____ ЦИТИРУЕМЫЙ ФРАГМЕНТ

С.Т. А вы знаете, что в США спорят, этично ли финансировать искусство, которое — обычно ввиду сексуальной тематики — оскорбляет чувства широкой публики?

П.Г. Серьезно? А кто принимает решения? Это же фашизм от искусства, нет? Какие же вы все пуритане. Ну, допустим, кто-нибудь что-нибудь критикует... тем более, в такой пуританской стране, как Америка... Кто-нибудь подозревает художников в излишествах. Но это бред, ведь на деле американцы — самая склонная к излишествам нация на свете.

С.Т. Всех очень заинтересовал еще один аспект вашего фильма — вы применяете новаторские высокие технологии.

________

» ЗАДАНИЕ 1:
Какую нацию П.Г. во фрагменте интервью называет самой склонной к излишествам на свете?
» ЗАДАНИЕ 2:
Подхватите фрагмент интервью о фильме и продолжите его с того места, где он заканчивается.
Записи ниже взяты из другого источника.

____ ПОКАЗАННЫЕ ЗАПИСИ

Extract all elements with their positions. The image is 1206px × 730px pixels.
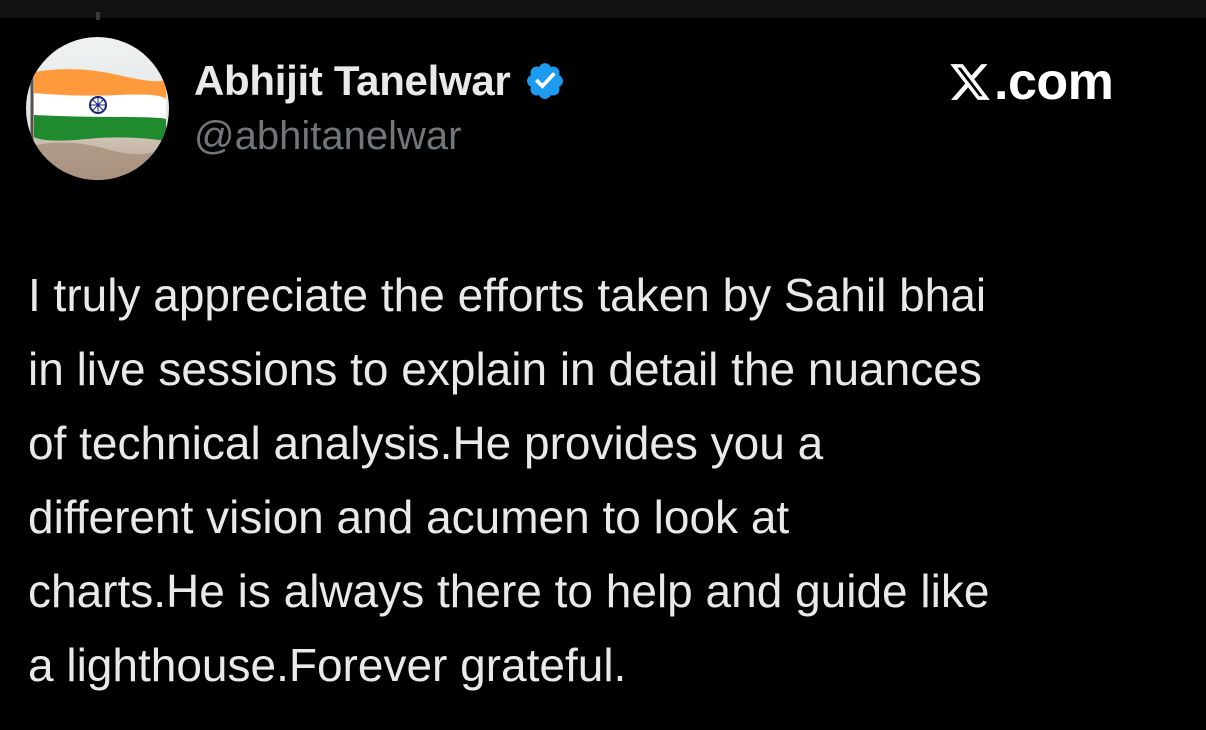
post-text-line: of technical analysis.He provides you a <box>28 417 824 469</box>
x-logo-icon <box>948 60 992 104</box>
verified-badge-icon <box>524 60 566 102</box>
author-display-name[interactable]: Abhijit Tanelwar <box>194 57 511 105</box>
indian-flag-avatar-icon <box>26 37 169 180</box>
author-handle[interactable]: @abhitanelwar <box>194 114 461 159</box>
post-text-line: different vision and acumen to look at <box>28 491 790 543</box>
top-strip <box>0 0 1206 20</box>
post-text-line: a lighthouse.Forever grateful. <box>28 639 627 691</box>
top-strip-mark <box>96 12 100 20</box>
avatar[interactable] <box>26 37 169 180</box>
post-text-line: charts.He is always there to help and gu… <box>28 565 990 617</box>
brand-watermark: .com <box>948 53 1114 111</box>
author-name-row: Abhijit Tanelwar <box>194 55 566 107</box>
post-text-line: in live sessions to explain in detail th… <box>28 343 982 395</box>
brand-domain: .com <box>994 53 1114 111</box>
post-text-line: I truly appreciate the efforts taken by … <box>28 269 987 321</box>
post-text: I truly appreciate the efforts taken by … <box>28 258 1188 702</box>
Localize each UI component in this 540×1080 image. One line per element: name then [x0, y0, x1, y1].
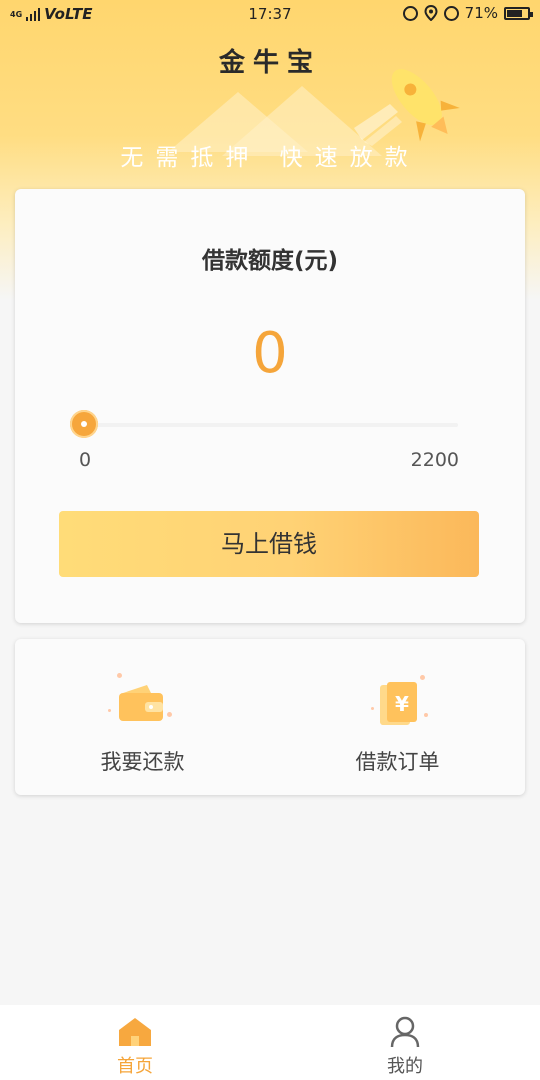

________

» ИТОГОВЫЙ РЕЗУЛЬТАТ 1:
Американцев.

» ИТОГОВЫЙ РЕЗУЛЬТАТ 2:
П.Г. В Великобритании я работал для телевидения не меньше, чем для кино, и вскоре осознал, что языки кино и телевидения очень богаты, но между ними нет почти ничего общего. Главная специфика телевидения — не подготовка к моменту съемки, чтобы получить правильную картинку, а те манипуляции с готовой картинкой, которые доступны вам уже после съемок, на этапе компоновки. И вот я захотел что-нибудь придумать, чтобы объединить эти два языка в гармоничное целое. Но мне не хотелось, чтобы пропадали попусту таланты моего гениального оператора Саши Верни: он великолепно снимает светотени. В итоге мы отсняли 90% исходного материала в традиционной манере, на 35-миллиметровой пленке, а затем начался долгий процесс высокотехнологической компоновки. Итак, мы имеем сложнейшую комбинацию двух богатейших языков, и, на мой взгляд, это означает вот что: когда я буду снимать следующие фильмы, передо мной откроются просто безграничные возможности. Думаю, нас ждет поистине захватывающий творческий процесс.

С.Т. Можно ли сказать, что форма и формат вам интереснее, чем сюжет?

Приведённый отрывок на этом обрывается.